[Required work] Your task is to copy every line of this material exactly.

====== Extracted records

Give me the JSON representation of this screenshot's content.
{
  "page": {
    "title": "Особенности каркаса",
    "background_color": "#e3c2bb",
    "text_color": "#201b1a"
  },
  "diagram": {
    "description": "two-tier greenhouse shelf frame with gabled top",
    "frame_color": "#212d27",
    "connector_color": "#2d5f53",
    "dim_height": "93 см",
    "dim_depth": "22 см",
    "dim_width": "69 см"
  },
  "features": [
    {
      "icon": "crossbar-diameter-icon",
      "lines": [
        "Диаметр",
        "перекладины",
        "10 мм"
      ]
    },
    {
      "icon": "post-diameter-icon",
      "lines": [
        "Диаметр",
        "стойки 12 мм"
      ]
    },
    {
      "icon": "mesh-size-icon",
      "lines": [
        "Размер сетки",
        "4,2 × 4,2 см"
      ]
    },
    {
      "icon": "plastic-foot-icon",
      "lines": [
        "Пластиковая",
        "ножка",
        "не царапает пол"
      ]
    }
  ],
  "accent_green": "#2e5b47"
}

============

[Correct response]
Give me the JSON representation of this screenshot's content.
{
  "page": {
    "title": "Особенности каркаса",
    "background_color": "#e3c2bb",
    "text_color": "#201b1a"
  },
  "diagram": {
    "description": "two-tier greenhouse shelf frame with gabled top",
    "frame_color": "#212d27",
    "connector_color": "#2d5f53",
    "dim_height": "93 см",
    "dim_depth": "22 см",
    "dim_width": "69 см"
  },
  "features": [
    {
      "icon": "crossbar-diameter-icon",
      "lines": [
        "Диаметр",
        "перекладины",
        "10 мм"
      ]
    },
    {
      "icon": "post-diameter-icon",
      "lines": [
        "Диаметр",
        "стойки 12 мм"
      ]
    },
    {
      "icon": "mesh-size-icon",
      "lines": [
        "Размер сетки",
        "4,2 × 4,2 см"
      ]
    },
    {
      "icon": "plastic-foot-icon",
      "lines": [
        "Пластиковая",
        "ножка",
        "не царапает пол"
      ]
    }
  ],
  "accent_green": "#2e5b47"
}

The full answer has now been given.